— Start of Record excerpts —

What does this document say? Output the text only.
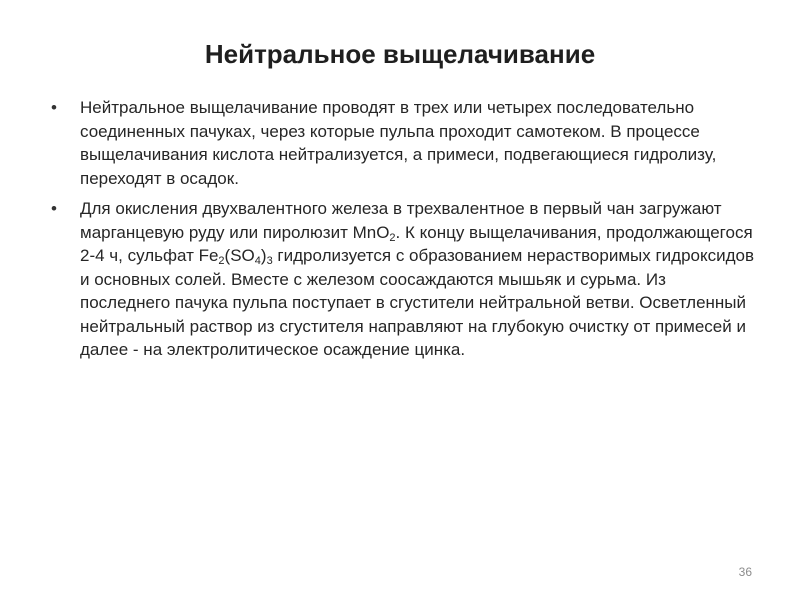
Нейтральное выщелачивание
•	Нейтральное выщелачивание проводят в трех или четырех последовательно соединенных пачуках, через которые пульпа проходит самотеком. В процессе выщелачивания кислота нейтрализуется, а примеси, подвегающиеся гидролизу, переходят в осадок.
•	Для окисления двухвалентного железа в трехвалентное в первый чан загружают марганцевую руду или пиролюзит MnO$_2$. К концу выщелачивания, продолжающегося 2-4 ч, сульфат $Fe_2(SO_4)_3$ гидролизуется с образованием нерастворимых гидроксидов и основных солей. Вместе с железом соосаждаются мышьяк и сурьма. Из последнего пачука пульпа поступает в сгустители нейтральной ветви. Осветленный нейтральный раствор из сгустителя направляют на глубокую очистку от примесей и далее - на электролитическое осаждение цинка.
36
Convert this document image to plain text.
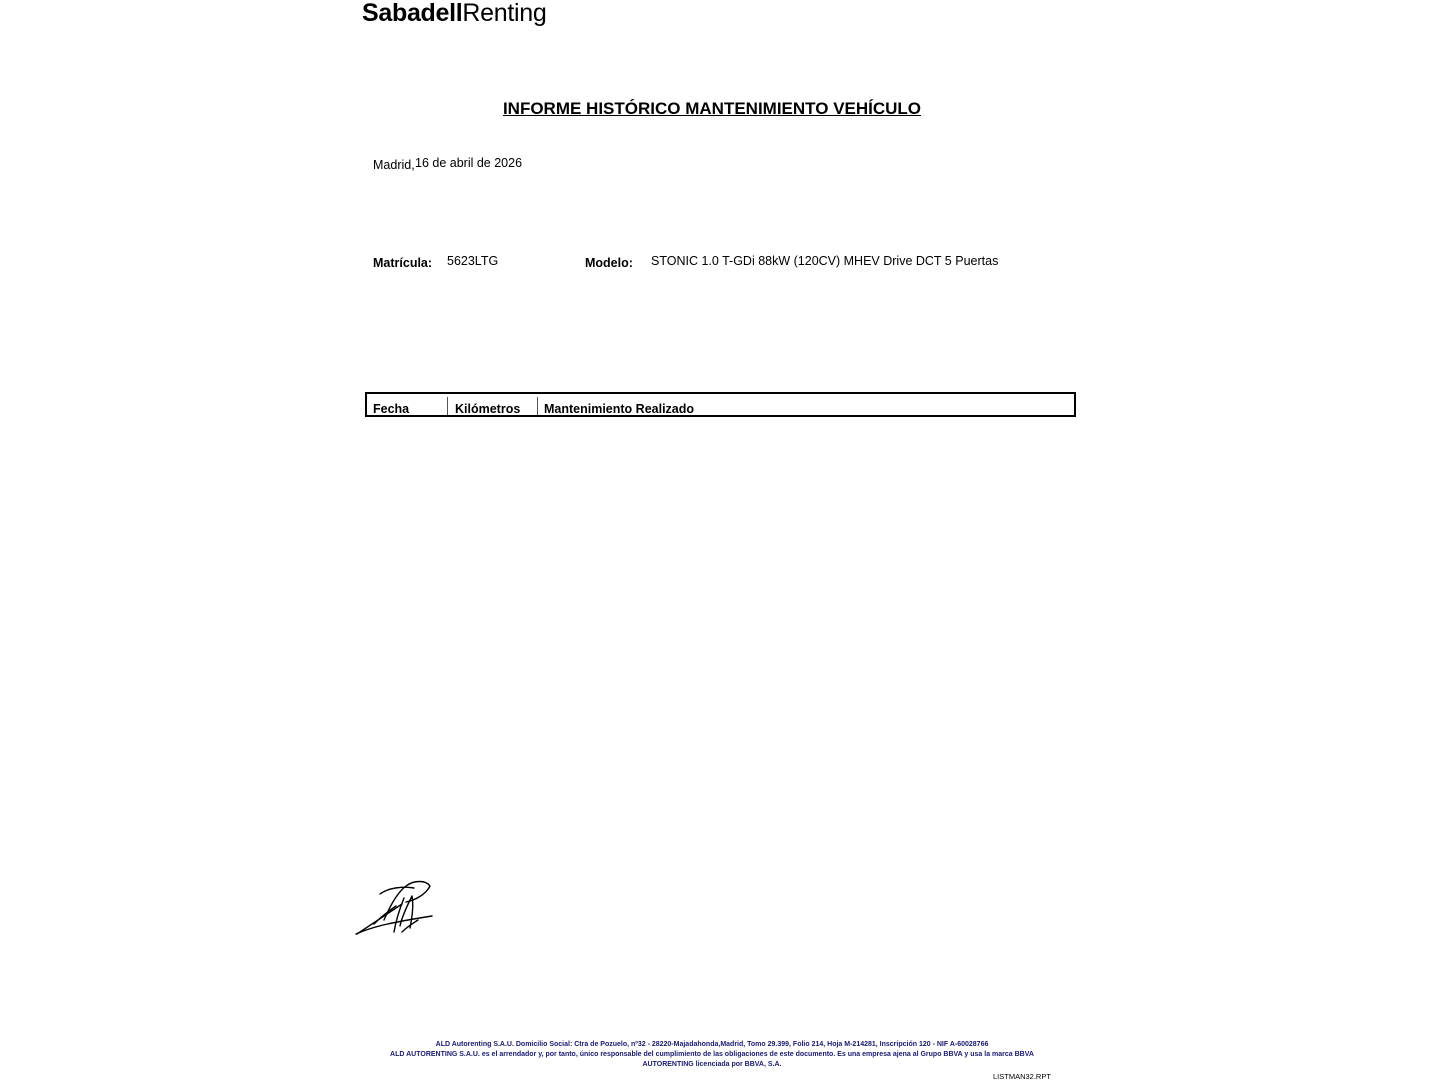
SabadellRenting
INFORME HISTÓRICO MANTENIMIENTO VEHÍCULO
Madrid, 16 de abril de 2026
Matrícula: 5623LTG	Modelo: STONIC 1.0 T-GDi 88kW (120CV) MHEV Drive DCT 5 Puertas
Fecha	Kilómetros Mantenimiento Realizado
ALD Autorenting S.A.U. Domicilio Social: Ctra de Pozuelo, nº32 - 28220-Majadahonda,Madrid, Tomo 29.399, Folio 214, Hoja M-214281, Inscripción 120 - NIF A-60028766
ALD AUTORENTING S.A.U. es el arrendador y, por tanto, único responsable del cumplimiento de las obligaciones de este documento. Es una empresa ajena al Grupo BBVA y usa la marca BBVA
AUTORENTING licenciada por BBVA, S.A.
LISTMAN32.RPT
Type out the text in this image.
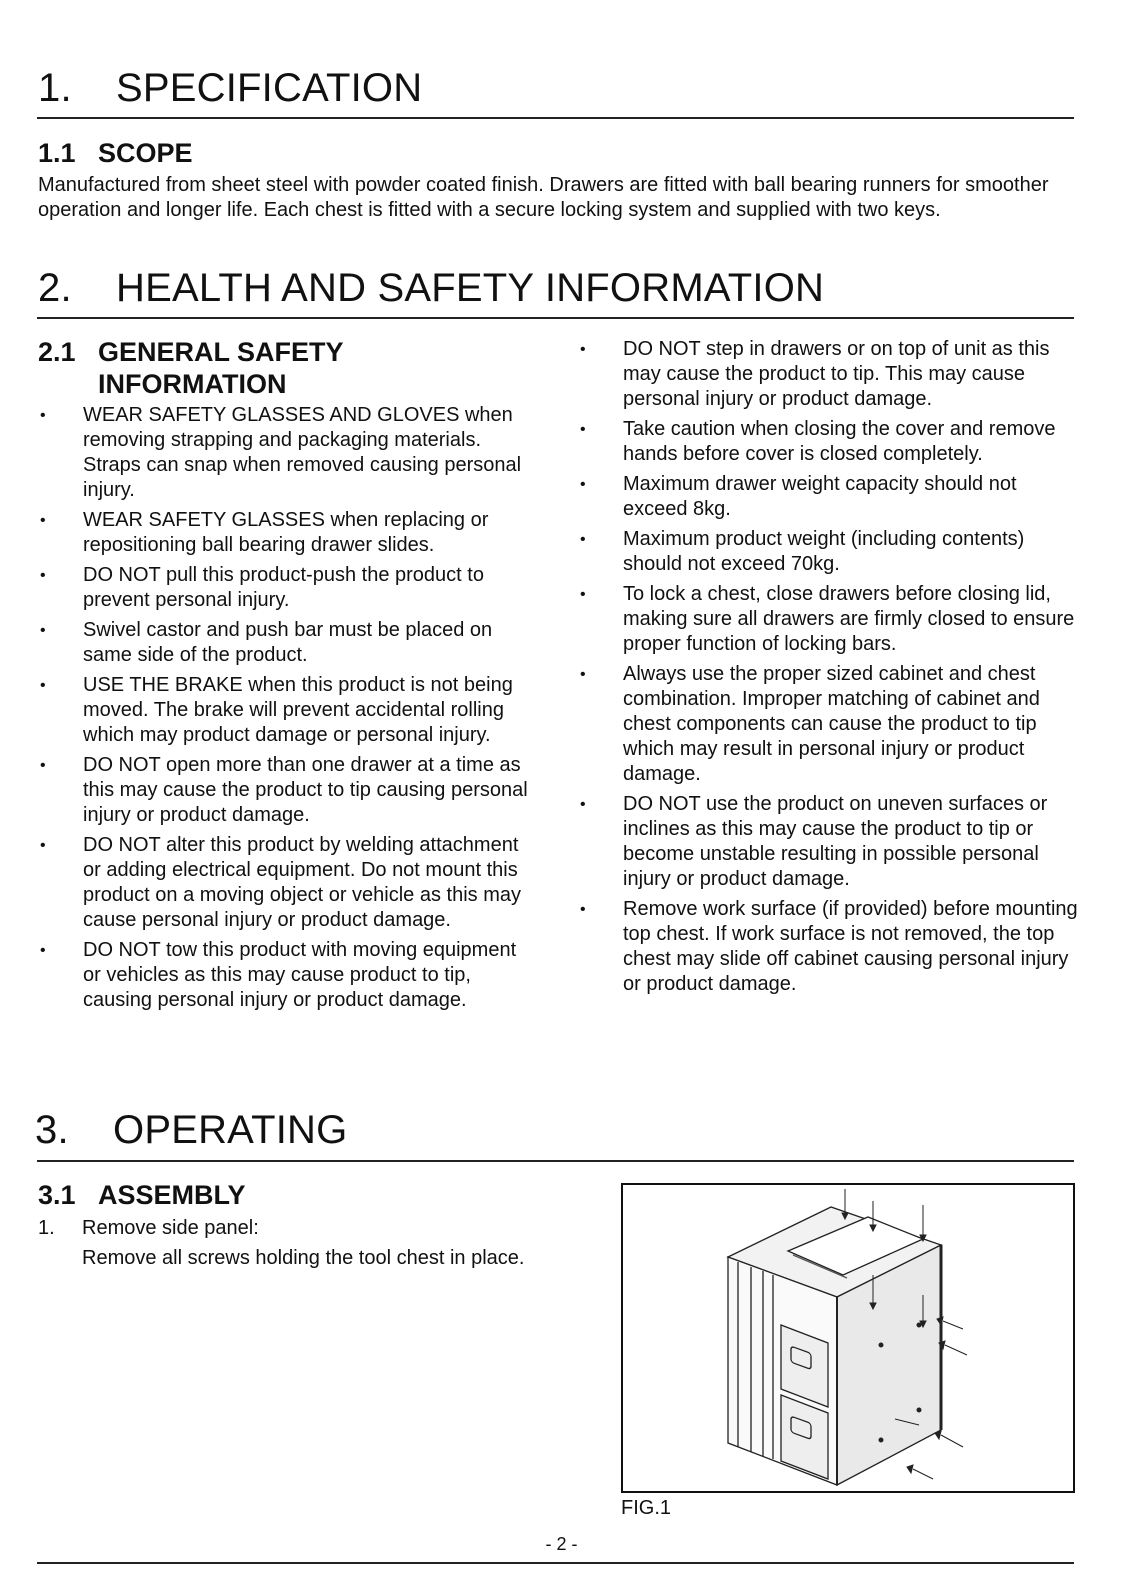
1. SPECIFICATION
1.1 SCOPE
Manufactured from sheet steel with powder coated finish. Drawers are fitted with ball bearing runners for smoother operation and longer life. Each chest is fitted with a secure locking system and supplied with two keys.
2. HEALTH AND SAFETY INFORMATION
2.1 GENERAL SAFETY
INFORMATION
• WEAR SAFETY GLASSES AND GLOVES when removing strapping and packaging materials. Straps can snap when removed causing personal injury.
• WEAR SAFETY GLASSES when replacing or repositioning ball bearing drawer slides.
• DO NOT pull this product-push the product to prevent personal injury.
• Swivel castor and push bar must be placed on same side of the product.
• USE THE BRAKE when this product is not being moved. The brake will prevent accidental rolling which may product damage or personal injury.
• DO NOT open more than one drawer at a time as this may cause the product to tip causing personal injury or product damage.
• DO NOT alter this product by welding attachment or adding electrical equipment. Do not mount this product on a moving object or vehicle as this may cause personal injury or product damage.
• DO NOT tow this product with moving equipment or vehicles as this may cause product to tip, causing personal injury or product damage.
• DO NOT step in drawers or on top of unit as this may cause the product to tip. This may cause personal injury or product damage.
• Take caution when closing the cover and remove hands before cover is closed completely.
• Maximum drawer weight capacity should not exceed 8kg.
• Maximum product weight (including contents) should not exceed 70kg.
• To lock a chest, close drawers before closing lid, making sure all drawers are firmly closed to ensure proper function of locking bars.
• Always use the proper sized cabinet and chest combination. Improper matching of cabinet and chest components can cause the product to tip which may result in personal injury or product damage.
• DO NOT use the product on uneven surfaces or inclines as this may cause the product to tip or become unstable resulting in possible personal injury or product damage.
• Remove work surface (if provided) before mounting top chest. If work surface is not removed, the top chest may slide off cabinet causing personal injury or product damage.
3. OPERATING
3.1 ASSEMBLY
1. Remove side panel:
Remove all screws holding the tool chest in place.
FIG.1
- 2 -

— End of Record excerpts —

§ What is asked
Show every line of the listing in which the string "this" can be found.

§ The answer
What does this document say? Output the text only.
Convert this document image to plain text.
Type out the text in this image.
• DO NOT pull this product-push the product to prevent personal injury.
• USE THE BRAKE when this product is not being moved. The brake will prevent accidental rolling which may product damage or personal injury.
• DO NOT open more than one drawer at a time as this may cause the product to tip causing personal injury or product damage.
• DO NOT alter this product by welding attachment or adding electrical equipment. Do not mount this product on a moving object or vehicle as this may cause personal injury or product damage.
• DO NOT tow this product with moving equipment or vehicles as this may cause product to tip, causing personal injury or product damage.
• DO NOT step in drawers or on top of unit as this may cause the product to tip. This may cause personal injury or product damage.
• DO NOT use the product on uneven surfaces or inclines as this may cause the product to tip or become unstable resulting in possible personal injury or product damage.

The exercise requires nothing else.